Material for this exercise —
————————

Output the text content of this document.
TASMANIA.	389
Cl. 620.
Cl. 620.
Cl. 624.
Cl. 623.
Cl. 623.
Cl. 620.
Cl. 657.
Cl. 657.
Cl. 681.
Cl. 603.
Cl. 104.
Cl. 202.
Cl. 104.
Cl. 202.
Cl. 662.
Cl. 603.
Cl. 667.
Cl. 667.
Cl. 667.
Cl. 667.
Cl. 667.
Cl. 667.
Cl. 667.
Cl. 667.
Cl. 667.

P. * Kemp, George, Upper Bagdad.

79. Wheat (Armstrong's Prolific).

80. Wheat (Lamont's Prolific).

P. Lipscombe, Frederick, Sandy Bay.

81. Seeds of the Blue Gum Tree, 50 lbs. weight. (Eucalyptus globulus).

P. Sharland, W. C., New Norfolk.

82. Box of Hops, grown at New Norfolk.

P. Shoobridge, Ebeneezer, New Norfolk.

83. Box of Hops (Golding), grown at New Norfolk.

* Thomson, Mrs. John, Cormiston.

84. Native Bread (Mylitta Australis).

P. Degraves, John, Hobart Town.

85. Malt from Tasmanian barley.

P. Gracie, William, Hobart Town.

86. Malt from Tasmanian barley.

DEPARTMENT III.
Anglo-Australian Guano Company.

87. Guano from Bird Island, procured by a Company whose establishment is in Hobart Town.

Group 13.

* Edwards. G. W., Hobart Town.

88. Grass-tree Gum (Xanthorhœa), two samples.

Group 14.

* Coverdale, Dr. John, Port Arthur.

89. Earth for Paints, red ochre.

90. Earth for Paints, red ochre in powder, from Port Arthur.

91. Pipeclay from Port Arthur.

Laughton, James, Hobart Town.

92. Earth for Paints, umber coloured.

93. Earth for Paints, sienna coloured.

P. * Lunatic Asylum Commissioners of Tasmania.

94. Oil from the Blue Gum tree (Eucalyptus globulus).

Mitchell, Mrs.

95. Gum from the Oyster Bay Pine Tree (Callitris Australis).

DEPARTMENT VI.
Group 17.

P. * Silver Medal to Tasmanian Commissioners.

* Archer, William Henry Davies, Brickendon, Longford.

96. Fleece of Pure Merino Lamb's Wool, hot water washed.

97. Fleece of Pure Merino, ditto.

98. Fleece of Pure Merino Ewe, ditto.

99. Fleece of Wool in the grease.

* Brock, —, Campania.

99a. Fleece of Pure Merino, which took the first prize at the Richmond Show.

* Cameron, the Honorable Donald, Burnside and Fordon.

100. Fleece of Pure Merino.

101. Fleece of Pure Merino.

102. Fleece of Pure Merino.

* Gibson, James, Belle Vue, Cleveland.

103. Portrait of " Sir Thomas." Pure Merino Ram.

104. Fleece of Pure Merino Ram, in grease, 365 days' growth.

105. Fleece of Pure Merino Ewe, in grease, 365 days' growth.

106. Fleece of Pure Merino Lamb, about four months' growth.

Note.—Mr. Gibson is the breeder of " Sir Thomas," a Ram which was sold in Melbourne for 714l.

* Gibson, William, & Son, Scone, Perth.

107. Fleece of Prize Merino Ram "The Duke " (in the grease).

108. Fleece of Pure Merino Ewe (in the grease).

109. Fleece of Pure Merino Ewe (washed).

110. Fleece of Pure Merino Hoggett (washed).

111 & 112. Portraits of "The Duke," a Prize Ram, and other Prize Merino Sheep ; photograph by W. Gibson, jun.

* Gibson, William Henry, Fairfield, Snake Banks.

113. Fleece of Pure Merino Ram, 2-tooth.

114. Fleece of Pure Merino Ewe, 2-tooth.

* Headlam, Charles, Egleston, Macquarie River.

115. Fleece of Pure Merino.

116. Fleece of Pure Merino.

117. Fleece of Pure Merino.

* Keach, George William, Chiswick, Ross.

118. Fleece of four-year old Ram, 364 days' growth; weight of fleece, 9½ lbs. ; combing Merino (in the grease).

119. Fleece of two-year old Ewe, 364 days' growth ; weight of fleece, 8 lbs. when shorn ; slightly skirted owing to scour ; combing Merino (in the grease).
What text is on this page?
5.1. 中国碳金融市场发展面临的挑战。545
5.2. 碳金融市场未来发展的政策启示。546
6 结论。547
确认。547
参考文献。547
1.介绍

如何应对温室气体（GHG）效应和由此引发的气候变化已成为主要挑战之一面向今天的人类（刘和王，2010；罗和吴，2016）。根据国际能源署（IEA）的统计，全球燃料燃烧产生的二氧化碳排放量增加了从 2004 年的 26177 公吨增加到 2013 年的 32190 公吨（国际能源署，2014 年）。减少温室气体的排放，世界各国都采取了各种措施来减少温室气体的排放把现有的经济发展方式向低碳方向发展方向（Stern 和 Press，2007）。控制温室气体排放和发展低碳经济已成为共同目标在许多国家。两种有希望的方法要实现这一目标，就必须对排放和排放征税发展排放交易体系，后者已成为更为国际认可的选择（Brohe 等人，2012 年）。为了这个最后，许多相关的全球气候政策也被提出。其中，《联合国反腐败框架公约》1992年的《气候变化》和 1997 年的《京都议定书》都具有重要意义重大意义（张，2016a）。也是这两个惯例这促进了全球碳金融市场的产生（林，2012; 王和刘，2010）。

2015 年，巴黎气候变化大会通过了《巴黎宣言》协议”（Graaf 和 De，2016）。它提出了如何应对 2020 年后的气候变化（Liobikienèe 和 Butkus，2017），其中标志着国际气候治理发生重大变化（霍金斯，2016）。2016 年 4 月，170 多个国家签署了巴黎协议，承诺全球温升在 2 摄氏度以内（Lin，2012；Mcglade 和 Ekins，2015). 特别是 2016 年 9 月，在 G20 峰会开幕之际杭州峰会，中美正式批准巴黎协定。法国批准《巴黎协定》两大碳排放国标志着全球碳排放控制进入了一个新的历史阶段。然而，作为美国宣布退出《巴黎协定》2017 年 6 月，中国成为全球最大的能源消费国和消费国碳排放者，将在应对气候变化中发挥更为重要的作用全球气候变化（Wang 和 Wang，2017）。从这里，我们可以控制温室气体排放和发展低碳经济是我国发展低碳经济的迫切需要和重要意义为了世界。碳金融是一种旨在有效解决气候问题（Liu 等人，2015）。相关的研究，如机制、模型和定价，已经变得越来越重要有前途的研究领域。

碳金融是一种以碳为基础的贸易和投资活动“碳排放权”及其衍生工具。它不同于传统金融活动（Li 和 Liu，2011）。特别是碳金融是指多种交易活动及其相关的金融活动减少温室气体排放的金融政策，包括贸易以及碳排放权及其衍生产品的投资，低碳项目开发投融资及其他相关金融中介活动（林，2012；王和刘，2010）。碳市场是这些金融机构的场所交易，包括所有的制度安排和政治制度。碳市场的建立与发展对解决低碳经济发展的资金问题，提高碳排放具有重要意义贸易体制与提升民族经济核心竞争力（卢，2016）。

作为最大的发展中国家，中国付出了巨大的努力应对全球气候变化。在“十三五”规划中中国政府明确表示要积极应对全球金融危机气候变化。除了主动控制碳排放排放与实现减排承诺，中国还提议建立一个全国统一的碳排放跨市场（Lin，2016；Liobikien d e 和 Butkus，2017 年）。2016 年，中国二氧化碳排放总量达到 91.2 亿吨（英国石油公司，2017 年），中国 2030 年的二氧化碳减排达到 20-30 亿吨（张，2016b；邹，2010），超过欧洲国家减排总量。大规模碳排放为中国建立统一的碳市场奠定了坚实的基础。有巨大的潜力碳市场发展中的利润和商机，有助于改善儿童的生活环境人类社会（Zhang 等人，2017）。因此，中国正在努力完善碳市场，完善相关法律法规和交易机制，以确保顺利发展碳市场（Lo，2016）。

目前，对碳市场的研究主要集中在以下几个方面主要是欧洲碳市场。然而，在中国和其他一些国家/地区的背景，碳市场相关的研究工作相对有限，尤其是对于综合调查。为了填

————————

Copy out the data shown above without altering anything.

Output the text content of this document.
TASMANIA.	389
Cl. 620.
Cl. 620.
Cl. 624.
Cl. 623.
Cl. 623.
Cl. 620.
Cl. 657.
Cl. 657.
Cl. 681.
Cl. 603.
Cl. 104.
Cl. 202.
Cl. 104.
Cl. 202.
Cl. 662.
Cl. 603.
Cl. 667.
Cl. 667.
Cl. 667.
Cl. 667.
Cl. 667.
Cl. 667.
Cl. 667.
Cl. 667.
Cl. 667.

P. * Kemp, George, Upper Bagdad.

79. Wheat (Armstrong's Prolific).

80. Wheat (Lamont's Prolific).

P. Lipscombe, Frederick, Sandy Bay.

81. Seeds of the Blue Gum Tree, 50 lbs. weight. (Eucalyptus globulus).

P. Sharland, W. C., New Norfolk.

82. Box of Hops, grown at New Norfolk.

P. Shoobridge, Ebeneezer, New Norfolk.

83. Box of Hops (Golding), grown at New Norfolk.

* Thomson, Mrs. John, Cormiston.

84. Native Bread (Mylitta Australis).

P. Degraves, John, Hobart Town.

85. Malt from Tasmanian barley.

P. Gracie, William, Hobart Town.

86. Malt from Tasmanian barley.

DEPARTMENT III.
Anglo-Australian Guano Company.

87. Guano from Bird Island, procured by a Company whose establishment is in Hobart Town.

Group 13.

* Edwards. G. W., Hobart Town.

88. Grass-tree Gum (Xanthorhœa), two samples.

Group 14.

* Coverdale, Dr. John, Port Arthur.

89. Earth for Paints, red ochre.

90. Earth for Paints, red ochre in powder, from Port Arthur.

91. Pipeclay from Port Arthur.

Laughton, James, Hobart Town.

92. Earth for Paints, umber coloured.

93. Earth for Paints, sienna coloured.

P. * Lunatic Asylum Commissioners of Tasmania.

94. Oil from the Blue Gum tree (Eucalyptus globulus).

Mitchell, Mrs.

95. Gum from the Oyster Bay Pine Tree (Callitris Australis).

DEPARTMENT VI.
Group 17.

P. * Silver Medal to Tasmanian Commissioners.

* Archer, William Henry Davies, Brickendon, Longford.

96. Fleece of Pure Merino Lamb's Wool, hot water washed.

97. Fleece of Pure Merino, ditto.

98. Fleece of Pure Merino Ewe, ditto.

99. Fleece of Wool in the grease.

* Brock, —, Campania.

99a. Fleece of Pure Merino, which took the first prize at the Richmond Show.

* Cameron, the Honorable Donald, Burnside and Fordon.

100. Fleece of Pure Merino.

101. Fleece of Pure Merino.

102. Fleece of Pure Merino.

* Gibson, James, Belle Vue, Cleveland.

103. Portrait of " Sir Thomas." Pure Merino Ram.

104. Fleece of Pure Merino Ram, in grease, 365 days' growth.

105. Fleece of Pure Merino Ewe, in grease, 365 days' growth.

106. Fleece of Pure Merino Lamb, about four months' growth.

Note.—Mr. Gibson is the breeder of " Sir Thomas," a Ram which was sold in Melbourne for 714l.

* Gibson, William, & Son, Scone, Perth.

107. Fleece of Prize Merino Ram "The Duke " (in the grease).

108. Fleece of Pure Merino Ewe (in the grease).

109. Fleece of Pure Merino Ewe (washed).

110. Fleece of Pure Merino Hoggett (washed).

111 & 112. Portraits of "The Duke," a Prize Ram, and other Prize Merino Sheep ; photograph by W. Gibson, jun.

* Gibson, William Henry, Fairfield, Snake Banks.

113. Fleece of Pure Merino Ram, 2-tooth.

114. Fleece of Pure Merino Ewe, 2-tooth.

* Headlam, Charles, Egleston, Macquarie River.

115. Fleece of Pure Merino.

116. Fleece of Pure Merino.

117. Fleece of Pure Merino.

* Keach, George William, Chiswick, Ross.

118. Fleece of four-year old Ram, 364 days' growth; weight of fleece, 9½ lbs. ; combing Merino (in the grease).

119. Fleece of two-year old Ewe, 364 days' growth ; weight of fleece, 8 lbs. when shorn ; slightly skirted owing to scour ; combing Merino (in the grease).
What text is on this page?
5.1. 中国碳金融市场发展面临的挑战。545
5.2. 碳金融市场未来发展的政策启示。546
6 结论。547
确认。547
参考文献。547
1.介绍

如何应对温室气体（GHG）效应和由此引发的气候变化已成为主要挑战之一面向今天的人类（刘和王，2010；罗和吴，2016）。根据国际能源署（IEA）的统计，全球燃料燃烧产生的二氧化碳排放量增加了从 2004 年的 26177 公吨增加到 2013 年的 32190 公吨（国际能源署，2014 年）。减少温室气体的排放，世界各国都采取了各种措施来减少温室气体的排放把现有的经济发展方式向低碳方向发展方向（Stern 和 Press，2007）。控制温室气体排放和发展低碳经济已成为共同目标在许多国家。两种有希望的方法要实现这一目标，就必须对排放和排放征税发展排放交易体系，后者已成为更为国际认可的选择（Brohe 等人，2012 年）。为了这个最后，许多相关的全球气候政策也被提出。其中，《联合国反腐败框架公约》1992年的《气候变化》和 1997 年的《京都议定书》都具有重要意义重大意义（张，2016a）。也是这两个惯例这促进了全球碳金融市场的产生（林，2012; 王和刘，2010）。

2015 年，巴黎气候变化大会通过了《巴黎宣言》协议”（Graaf 和 De，2016）。它提出了如何应对 2020 年后的气候变化（Liobikienèe 和 Butkus，2017），其中标志着国际气候治理发生重大变化（霍金斯，2016）。2016 年 4 月，170 多个国家签署了巴黎协议，承诺全球温升在 2 摄氏度以内（Lin，2012；Mcglade 和 Ekins，2015). 特别是 2016 年 9 月，在 G20 峰会开幕之际杭州峰会，中美正式批准巴黎协定。法国批准《巴黎协定》两大碳排放国标志着全球碳排放控制进入了一个新的历史阶段。然而，作为美国宣布退出《巴黎协定》2017 年 6 月，中国成为全球最大的能源消费国和消费国碳排放者，将在应对气候变化中发挥更为重要的作用全球气候变化（Wang 和 Wang，2017）。从这里，我们可以控制温室气体排放和发展低碳经济是我国发展低碳经济的迫切需要和重要意义为了世界。碳金融是一种旨在有效解决气候问题（Liu 等人，2015）。相关的研究，如机制、模型和定价，已经变得越来越重要有前途的研究领域。

碳金融是一种以碳为基础的贸易和投资活动“碳排放权”及其衍生工具。它不同于传统金融活动（Li 和 Liu，2011）。特别是碳金融是指多种交易活动及其相关的金融活动减少温室气体排放的金融政策，包括贸易以及碳排放权及其衍生产品的投资，低碳项目开发投融资及其他相关金融中介活动（林，2012；王和刘，2010）。碳市场是这些金融机构的场所交易，包括所有的制度安排和政治制度。碳市场的建立与发展对解决低碳经济发展的资金问题，提高碳排放具有重要意义贸易体制与提升民族经济核心竞争力（卢，2016）。

作为最大的发展中国家，中国付出了巨大的努力应对全球气候变化。在“十三五”规划中中国政府明确表示要积极应对全球金融危机气候变化。除了主动控制碳排放排放与实现减排承诺，中国还提议建立一个全国统一的碳排放跨市场（Lin，2016；Liobikien d e 和 Butkus，2017 年）。2016 年，中国二氧化碳排放总量达到 91.2 亿吨（英国石油公司，2017 年），中国 2030 年的二氧化碳减排达到 20-30 亿吨（张，2016b；邹，2010），超过欧洲国家减排总量。大规模碳排放为中国建立统一的碳市场奠定了坚实的基础。有巨大的潜力碳市场发展中的利润和商机，有助于改善儿童的生活环境人类社会（Zhang 等人，2017）。因此，中国正在努力完善碳市场，完善相关法律法规和交易机制，以确保顺利发展碳市场（Lo，2016）。

目前，对碳市场的研究主要集中在以下几个方面主要是欧洲碳市场。然而，在中国和其他一些国家/地区的背景，碳市场相关的研究工作相对有限，尤其是对于综合调查。为了填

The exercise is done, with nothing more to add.